→ PROBLEM DESCRIPTION
Read the data and repeat it in full, exactly.

(Data records)
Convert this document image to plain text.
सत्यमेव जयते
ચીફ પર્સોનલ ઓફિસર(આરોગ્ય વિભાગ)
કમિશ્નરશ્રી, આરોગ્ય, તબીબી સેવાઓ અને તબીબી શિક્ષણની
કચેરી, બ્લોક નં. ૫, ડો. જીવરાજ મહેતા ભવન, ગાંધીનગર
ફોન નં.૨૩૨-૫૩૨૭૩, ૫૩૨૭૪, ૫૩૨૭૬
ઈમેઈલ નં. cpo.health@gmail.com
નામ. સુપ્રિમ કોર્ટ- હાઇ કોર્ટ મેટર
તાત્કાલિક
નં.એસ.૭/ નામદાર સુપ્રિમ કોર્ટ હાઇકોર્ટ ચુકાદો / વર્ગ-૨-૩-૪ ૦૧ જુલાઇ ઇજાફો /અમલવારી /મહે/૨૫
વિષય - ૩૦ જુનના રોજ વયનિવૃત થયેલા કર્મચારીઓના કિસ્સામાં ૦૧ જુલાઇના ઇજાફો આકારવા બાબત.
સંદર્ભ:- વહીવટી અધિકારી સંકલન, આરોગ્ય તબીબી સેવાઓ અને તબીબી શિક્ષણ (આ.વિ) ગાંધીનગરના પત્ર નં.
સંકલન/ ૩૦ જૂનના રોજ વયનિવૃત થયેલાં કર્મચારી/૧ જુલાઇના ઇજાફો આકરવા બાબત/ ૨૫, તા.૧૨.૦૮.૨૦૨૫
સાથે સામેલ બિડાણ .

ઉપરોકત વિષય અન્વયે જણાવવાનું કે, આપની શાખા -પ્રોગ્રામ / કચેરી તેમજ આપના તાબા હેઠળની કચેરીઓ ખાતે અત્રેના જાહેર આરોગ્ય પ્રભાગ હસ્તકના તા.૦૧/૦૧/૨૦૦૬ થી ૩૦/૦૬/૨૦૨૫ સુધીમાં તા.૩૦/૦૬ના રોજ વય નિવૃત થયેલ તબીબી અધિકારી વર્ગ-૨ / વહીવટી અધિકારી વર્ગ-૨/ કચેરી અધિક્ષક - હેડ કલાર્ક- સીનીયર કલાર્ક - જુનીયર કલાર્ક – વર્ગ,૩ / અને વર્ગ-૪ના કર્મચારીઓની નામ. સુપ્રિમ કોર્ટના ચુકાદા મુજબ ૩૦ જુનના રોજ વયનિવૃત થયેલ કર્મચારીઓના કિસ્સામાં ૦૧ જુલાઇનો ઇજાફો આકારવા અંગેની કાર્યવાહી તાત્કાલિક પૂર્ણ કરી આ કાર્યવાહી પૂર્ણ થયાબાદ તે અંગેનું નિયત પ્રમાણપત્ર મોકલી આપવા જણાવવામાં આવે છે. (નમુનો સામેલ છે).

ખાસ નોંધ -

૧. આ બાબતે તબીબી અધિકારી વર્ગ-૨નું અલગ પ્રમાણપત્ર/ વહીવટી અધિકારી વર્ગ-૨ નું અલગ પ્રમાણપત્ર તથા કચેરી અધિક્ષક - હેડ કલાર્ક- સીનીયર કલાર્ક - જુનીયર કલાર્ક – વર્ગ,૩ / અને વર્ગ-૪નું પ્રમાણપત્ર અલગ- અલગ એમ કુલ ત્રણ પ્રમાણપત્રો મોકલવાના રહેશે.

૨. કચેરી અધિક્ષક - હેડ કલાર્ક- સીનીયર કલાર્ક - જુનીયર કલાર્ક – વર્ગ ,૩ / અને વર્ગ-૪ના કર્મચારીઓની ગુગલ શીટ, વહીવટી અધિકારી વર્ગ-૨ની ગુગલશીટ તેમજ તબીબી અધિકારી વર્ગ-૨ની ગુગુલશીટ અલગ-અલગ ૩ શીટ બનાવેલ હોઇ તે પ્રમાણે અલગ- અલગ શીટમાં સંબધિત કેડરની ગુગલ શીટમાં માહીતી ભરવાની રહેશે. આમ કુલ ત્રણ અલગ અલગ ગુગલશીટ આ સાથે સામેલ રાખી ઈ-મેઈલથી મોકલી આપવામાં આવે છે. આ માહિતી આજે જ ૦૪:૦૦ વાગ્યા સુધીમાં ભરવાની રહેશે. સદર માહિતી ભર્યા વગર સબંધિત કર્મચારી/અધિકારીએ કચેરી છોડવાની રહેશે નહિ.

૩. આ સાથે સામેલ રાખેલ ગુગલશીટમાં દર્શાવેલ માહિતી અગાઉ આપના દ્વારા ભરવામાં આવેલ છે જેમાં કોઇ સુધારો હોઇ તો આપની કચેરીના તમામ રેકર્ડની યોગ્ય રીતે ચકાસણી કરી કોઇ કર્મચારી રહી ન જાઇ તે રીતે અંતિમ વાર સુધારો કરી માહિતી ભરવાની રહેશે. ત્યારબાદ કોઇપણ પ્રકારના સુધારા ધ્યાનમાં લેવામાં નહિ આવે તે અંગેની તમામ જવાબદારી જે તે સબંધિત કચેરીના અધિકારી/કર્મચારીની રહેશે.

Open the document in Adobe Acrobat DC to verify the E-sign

→ FULL SOLUTION
Convert this document image to plain text.
सत्यमेव जयते
ચીફ પર્સોનલ ઓફિસર(આરોગ્ય વિભાગ)
કમિશ્નરશ્રી, આરોગ્ય, તબીબી સેવાઓ અને તબીબી શિક્ષણની
કચેરી, બ્લોક નં. ૫, ડો. જીવરાજ મહેતા ભવન, ગાંધીનગર
ફોન નં.૨૩૨-૫૩૨૭૩, ૫૩૨૭૪, ૫૩૨૭૬
ઈમેઈલ નં. cpo.health@gmail.com
નામ. સુપ્રિમ કોર્ટ- હાઇ કોર્ટ મેટર
તાત્કાલિક
નં.એસ.૭/ નામદાર સુપ્રિમ કોર્ટ હાઇકોર્ટ ચુકાદો / વર્ગ-૨-૩-૪ ૦૧ જુલાઇ ઇજાફો /અમલવારી /મહે/૨૫
વિષય - ૩૦ જુનના રોજ વયનિવૃત થયેલા કર્મચારીઓના કિસ્સામાં ૦૧ જુલાઇના ઇજાફો આકારવા બાબત.
સંદર્ભ:- વહીવટી અધિકારી સંકલન, આરોગ્ય તબીબી સેવાઓ અને તબીબી શિક્ષણ (આ.વિ) ગાંધીનગરના પત્ર નં.
સંકલન/ ૩૦ જૂનના રોજ વયનિવૃત થયેલાં કર્મચારી/૧ જુલાઇના ઇજાફો આકરવા બાબત/ ૨૫, તા.૧૨.૦૮.૨૦૨૫
સાથે સામેલ બિડાણ .

ઉપરોકત વિષય અન્વયે જણાવવાનું કે, આપની શાખા -પ્રોગ્રામ / કચેરી તેમજ આપના તાબા હેઠળની કચેરીઓ ખાતે અત્રેના જાહેર આરોગ્ય પ્રભાગ હસ્તકના તા.૦૧/૦૧/૨૦૦૬ થી ૩૦/૦૬/૨૦૨૫ સુધીમાં તા.૩૦/૦૬ના રોજ વય નિવૃત થયેલ તબીબી અધિકારી વર્ગ-૨ / વહીવટી અધિકારી વર્ગ-૨/ કચેરી અધિક્ષક - હેડ કલાર્ક- સીનીયર કલાર્ક - જુનીયર કલાર્ક – વર્ગ,૩ / અને વર્ગ-૪ના કર્મચારીઓની નામ. સુપ્રિમ કોર્ટના ચુકાદા મુજબ ૩૦ જુનના રોજ વયનિવૃત થયેલ કર્મચારીઓના કિસ્સામાં ૦૧ જુલાઇનો ઇજાફો આકારવા અંગેની કાર્યવાહી તાત્કાલિક પૂર્ણ કરી આ કાર્યવાહી પૂર્ણ થયાબાદ તે અંગેનું નિયત પ્રમાણપત્ર મોકલી આપવા જણાવવામાં આવે છે. (નમુનો સામેલ છે).

ખાસ નોંધ -

૧. આ બાબતે તબીબી અધિકારી વર્ગ-૨નું અલગ પ્રમાણપત્ર/ વહીવટી અધિકારી વર્ગ-૨ નું અલગ પ્રમાણપત્ર તથા કચેરી અધિક્ષક - હેડ કલાર્ક- સીનીયર કલાર્ક - જુનીયર કલાર્ક – વર્ગ,૩ / અને વર્ગ-૪નું પ્રમાણપત્ર અલગ- અલગ એમ કુલ ત્રણ પ્રમાણપત્રો મોકલવાના રહેશે.

૨. કચેરી અધિક્ષક - હેડ કલાર્ક- સીનીયર કલાર્ક - જુનીયર કલાર્ક – વર્ગ ,૩ / અને વર્ગ-૪ના કર્મચારીઓની ગુગલ શીટ, વહીવટી અધિકારી વર્ગ-૨ની ગુગલશીટ તેમજ તબીબી અધિકારી વર્ગ-૨ની ગુગુલશીટ અલગ-અલગ ૩ શીટ બનાવેલ હોઇ તે પ્રમાણે અલગ- અલગ શીટમાં સંબધિત કેડરની ગુગલ શીટમાં માહીતી ભરવાની રહેશે. આમ કુલ ત્રણ અલગ અલગ ગુગલશીટ આ સાથે સામેલ રાખી ઈ-મેઈલથી મોકલી આપવામાં આવે છે. આ માહિતી આજે જ ૦૪:૦૦ વાગ્યા સુધીમાં ભરવાની રહેશે. સદર માહિતી ભર્યા વગર સબંધિત કર્મચારી/અધિકારીએ કચેરી છોડવાની રહેશે નહિ.

૩. આ સાથે સામેલ રાખેલ ગુગલશીટમાં દર્શાવેલ માહિતી અગાઉ આપના દ્વારા ભરવામાં આવેલ છે જેમાં કોઇ સુધારો હોઇ તો આપની કચેરીના તમામ રેકર્ડની યોગ્ય રીતે ચકાસણી કરી કોઇ કર્મચારી રહી ન જાઇ તે રીતે અંતિમ વાર સુધારો કરી માહિતી ભરવાની રહેશે. ત્યારબાદ કોઇપણ પ્રકારના સુધારા ધ્યાનમાં લેવામાં નહિ આવે તે અંગેની તમામ જવાબદારી જે તે સબંધિત કચેરીના અધિકારી/કર્મચારીની રહેશે.

Open the document in Adobe Acrobat DC to verify the E-sign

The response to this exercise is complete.